[Exercise description] Scan the lines below for the word "BMKG". Copy each line you find it in.

[Source data]
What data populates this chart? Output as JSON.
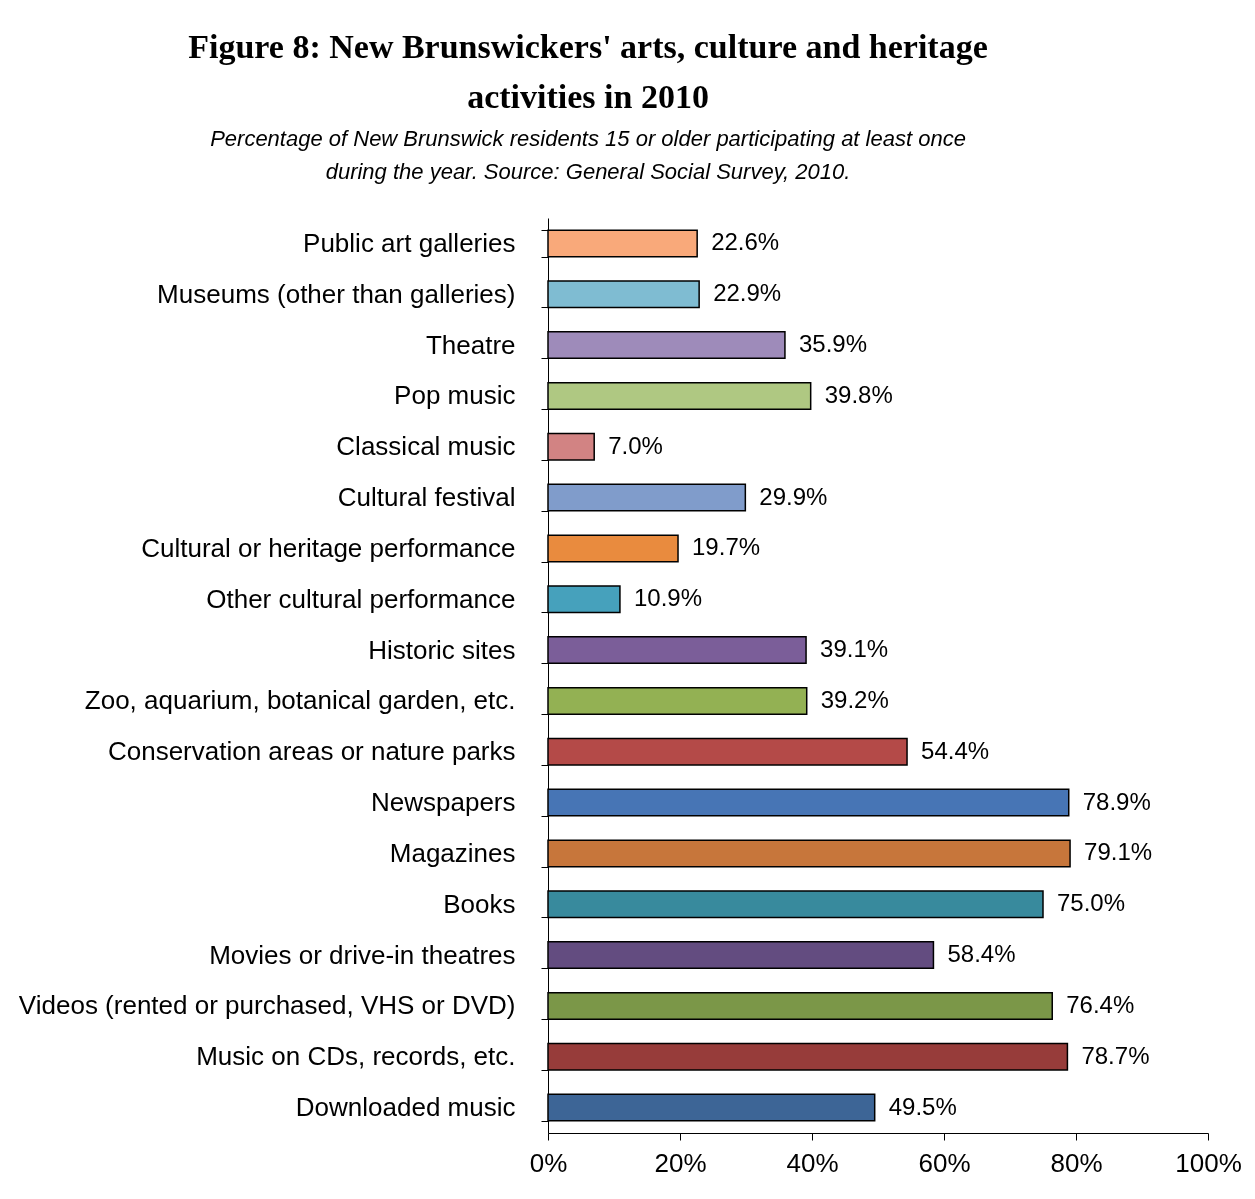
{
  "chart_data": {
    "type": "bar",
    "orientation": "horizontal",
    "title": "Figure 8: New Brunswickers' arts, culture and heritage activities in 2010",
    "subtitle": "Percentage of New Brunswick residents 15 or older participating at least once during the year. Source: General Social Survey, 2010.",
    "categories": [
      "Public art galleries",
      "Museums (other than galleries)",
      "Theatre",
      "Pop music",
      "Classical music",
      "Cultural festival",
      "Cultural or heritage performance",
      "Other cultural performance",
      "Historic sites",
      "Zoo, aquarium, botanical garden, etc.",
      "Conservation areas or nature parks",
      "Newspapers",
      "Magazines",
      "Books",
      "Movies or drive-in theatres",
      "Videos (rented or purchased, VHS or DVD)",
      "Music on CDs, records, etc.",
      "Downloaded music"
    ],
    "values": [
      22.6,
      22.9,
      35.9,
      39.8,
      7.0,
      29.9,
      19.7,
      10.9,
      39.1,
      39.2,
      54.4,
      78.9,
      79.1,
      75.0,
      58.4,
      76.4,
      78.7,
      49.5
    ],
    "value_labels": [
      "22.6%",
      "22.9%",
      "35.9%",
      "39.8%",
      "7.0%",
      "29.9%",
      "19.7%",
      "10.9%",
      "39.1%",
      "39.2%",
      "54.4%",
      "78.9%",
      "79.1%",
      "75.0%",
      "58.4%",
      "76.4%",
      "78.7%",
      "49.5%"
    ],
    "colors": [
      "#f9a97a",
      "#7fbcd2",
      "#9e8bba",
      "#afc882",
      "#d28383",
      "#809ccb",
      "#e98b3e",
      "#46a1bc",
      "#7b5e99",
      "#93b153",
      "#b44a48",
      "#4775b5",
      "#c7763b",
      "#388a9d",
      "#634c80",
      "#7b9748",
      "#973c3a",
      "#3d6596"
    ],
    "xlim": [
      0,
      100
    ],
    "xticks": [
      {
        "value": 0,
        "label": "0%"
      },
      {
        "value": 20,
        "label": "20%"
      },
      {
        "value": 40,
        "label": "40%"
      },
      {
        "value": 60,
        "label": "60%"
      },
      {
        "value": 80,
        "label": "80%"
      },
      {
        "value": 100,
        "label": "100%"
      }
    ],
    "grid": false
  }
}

* * *

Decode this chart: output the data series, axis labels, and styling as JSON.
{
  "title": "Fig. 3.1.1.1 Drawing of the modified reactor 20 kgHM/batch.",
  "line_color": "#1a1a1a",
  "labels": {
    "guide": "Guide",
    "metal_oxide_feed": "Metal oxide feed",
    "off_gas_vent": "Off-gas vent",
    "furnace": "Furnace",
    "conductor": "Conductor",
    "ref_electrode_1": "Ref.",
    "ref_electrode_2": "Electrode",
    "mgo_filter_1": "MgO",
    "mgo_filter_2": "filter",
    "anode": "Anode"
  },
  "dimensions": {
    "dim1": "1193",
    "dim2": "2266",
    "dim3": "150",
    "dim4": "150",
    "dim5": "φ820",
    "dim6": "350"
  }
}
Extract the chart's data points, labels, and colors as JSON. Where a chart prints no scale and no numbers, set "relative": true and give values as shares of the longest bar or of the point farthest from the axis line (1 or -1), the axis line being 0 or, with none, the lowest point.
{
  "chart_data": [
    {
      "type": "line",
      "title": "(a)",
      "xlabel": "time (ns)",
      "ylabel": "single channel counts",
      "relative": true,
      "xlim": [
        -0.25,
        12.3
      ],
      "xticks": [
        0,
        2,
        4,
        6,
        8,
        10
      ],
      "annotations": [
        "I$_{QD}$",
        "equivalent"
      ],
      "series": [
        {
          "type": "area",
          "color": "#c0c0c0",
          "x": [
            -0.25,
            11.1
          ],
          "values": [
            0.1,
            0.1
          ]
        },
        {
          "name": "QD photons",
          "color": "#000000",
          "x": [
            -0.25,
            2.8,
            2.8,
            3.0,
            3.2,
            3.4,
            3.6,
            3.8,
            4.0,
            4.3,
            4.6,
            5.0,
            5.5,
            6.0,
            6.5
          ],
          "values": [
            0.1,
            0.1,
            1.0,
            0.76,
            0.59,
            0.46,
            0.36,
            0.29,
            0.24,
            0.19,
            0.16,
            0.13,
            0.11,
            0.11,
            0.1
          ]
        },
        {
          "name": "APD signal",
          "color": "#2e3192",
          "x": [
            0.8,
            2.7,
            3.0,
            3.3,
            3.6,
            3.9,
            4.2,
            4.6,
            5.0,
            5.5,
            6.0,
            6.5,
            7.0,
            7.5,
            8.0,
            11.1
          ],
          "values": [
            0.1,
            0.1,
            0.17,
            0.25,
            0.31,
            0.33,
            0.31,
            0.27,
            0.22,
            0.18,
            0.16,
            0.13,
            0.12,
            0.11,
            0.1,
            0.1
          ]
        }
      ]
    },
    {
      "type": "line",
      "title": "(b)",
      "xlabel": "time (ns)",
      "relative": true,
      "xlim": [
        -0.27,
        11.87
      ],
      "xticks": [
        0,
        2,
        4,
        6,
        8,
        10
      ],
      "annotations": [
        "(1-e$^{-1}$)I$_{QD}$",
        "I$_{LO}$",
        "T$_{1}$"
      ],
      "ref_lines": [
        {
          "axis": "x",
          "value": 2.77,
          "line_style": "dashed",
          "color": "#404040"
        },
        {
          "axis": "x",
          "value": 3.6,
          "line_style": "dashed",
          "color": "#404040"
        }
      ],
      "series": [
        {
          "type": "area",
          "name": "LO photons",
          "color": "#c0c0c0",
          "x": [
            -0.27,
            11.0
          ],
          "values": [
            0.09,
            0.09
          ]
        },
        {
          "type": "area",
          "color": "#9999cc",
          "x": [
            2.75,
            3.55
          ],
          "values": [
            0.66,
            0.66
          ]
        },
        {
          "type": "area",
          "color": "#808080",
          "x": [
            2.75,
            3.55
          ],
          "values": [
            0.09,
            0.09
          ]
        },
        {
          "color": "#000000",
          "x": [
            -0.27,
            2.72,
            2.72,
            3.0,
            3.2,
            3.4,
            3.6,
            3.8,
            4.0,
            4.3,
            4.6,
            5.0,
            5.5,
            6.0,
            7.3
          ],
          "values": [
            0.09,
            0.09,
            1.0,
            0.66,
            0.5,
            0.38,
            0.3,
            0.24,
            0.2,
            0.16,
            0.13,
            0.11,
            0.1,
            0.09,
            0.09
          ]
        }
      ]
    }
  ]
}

--

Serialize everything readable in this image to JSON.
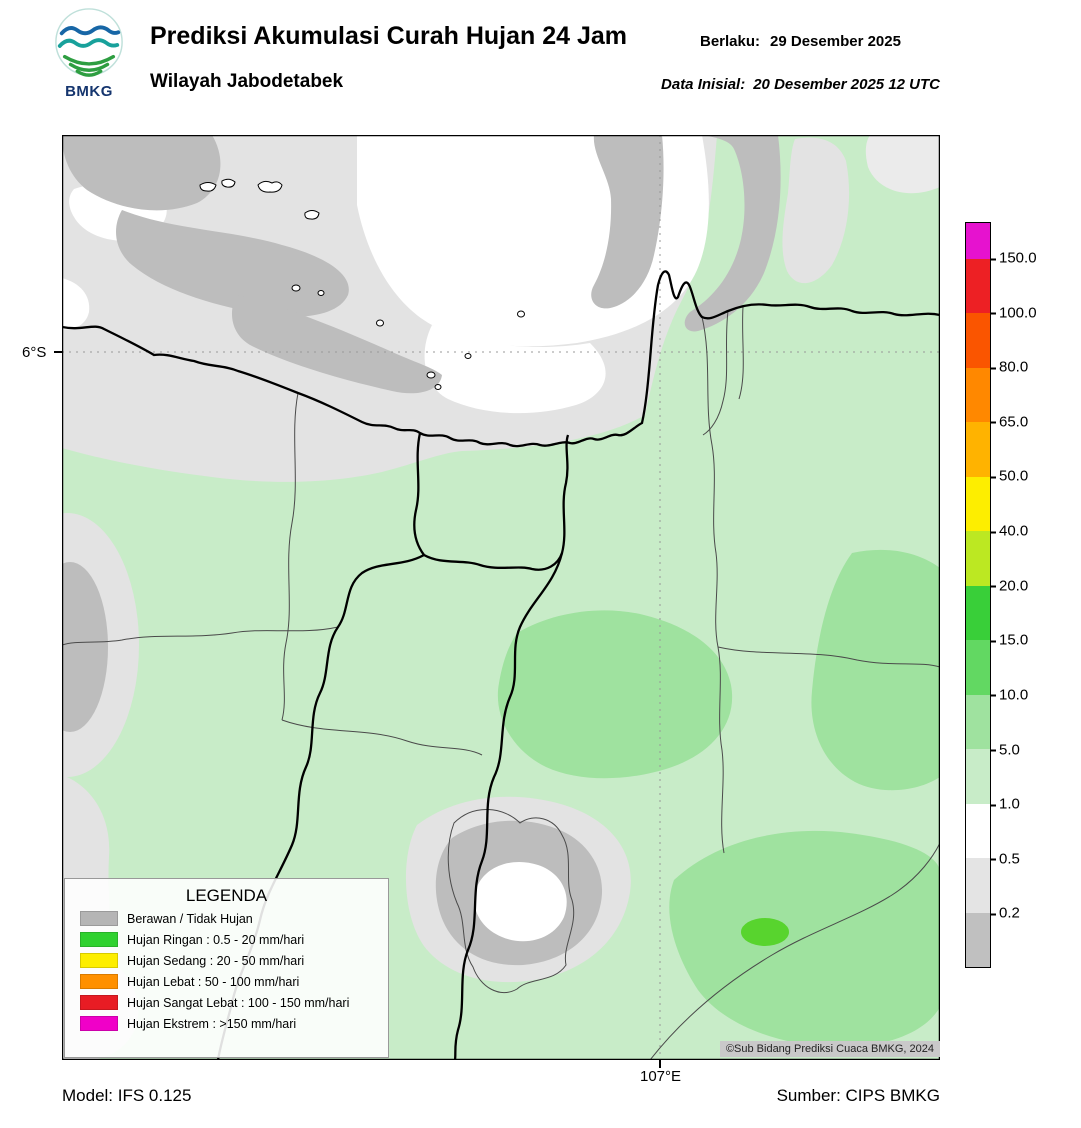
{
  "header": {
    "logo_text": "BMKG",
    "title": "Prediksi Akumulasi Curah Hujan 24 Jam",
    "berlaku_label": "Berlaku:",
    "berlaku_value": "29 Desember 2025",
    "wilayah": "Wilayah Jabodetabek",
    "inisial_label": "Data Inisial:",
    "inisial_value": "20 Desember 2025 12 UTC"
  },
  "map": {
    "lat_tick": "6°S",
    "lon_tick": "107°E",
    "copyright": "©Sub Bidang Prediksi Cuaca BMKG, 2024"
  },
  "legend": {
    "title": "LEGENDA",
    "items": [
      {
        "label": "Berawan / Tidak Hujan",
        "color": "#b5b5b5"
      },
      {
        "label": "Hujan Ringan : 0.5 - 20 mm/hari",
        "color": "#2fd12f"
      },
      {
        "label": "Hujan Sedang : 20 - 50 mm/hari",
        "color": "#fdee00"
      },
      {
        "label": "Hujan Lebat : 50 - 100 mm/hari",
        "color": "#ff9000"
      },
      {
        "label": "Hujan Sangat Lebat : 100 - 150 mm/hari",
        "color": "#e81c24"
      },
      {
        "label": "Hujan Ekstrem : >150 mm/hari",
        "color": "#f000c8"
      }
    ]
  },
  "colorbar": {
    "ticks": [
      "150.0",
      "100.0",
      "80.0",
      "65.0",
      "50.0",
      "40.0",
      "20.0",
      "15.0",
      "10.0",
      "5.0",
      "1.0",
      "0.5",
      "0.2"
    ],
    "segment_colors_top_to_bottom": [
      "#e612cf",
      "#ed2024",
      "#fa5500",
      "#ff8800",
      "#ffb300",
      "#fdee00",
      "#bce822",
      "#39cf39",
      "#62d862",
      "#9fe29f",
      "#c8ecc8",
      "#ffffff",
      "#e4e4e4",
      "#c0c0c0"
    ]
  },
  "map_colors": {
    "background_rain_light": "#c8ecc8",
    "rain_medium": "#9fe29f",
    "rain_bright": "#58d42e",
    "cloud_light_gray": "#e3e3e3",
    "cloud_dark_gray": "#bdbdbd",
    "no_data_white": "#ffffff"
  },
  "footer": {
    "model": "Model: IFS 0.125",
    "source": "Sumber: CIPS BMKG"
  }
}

[Task answer]
    "logo_text": "BMKG",
    "copyright": "©Sub Bidang Prediksi Cuaca BMKG, 2024"
    "source": "Sumber: CIPS BMKG"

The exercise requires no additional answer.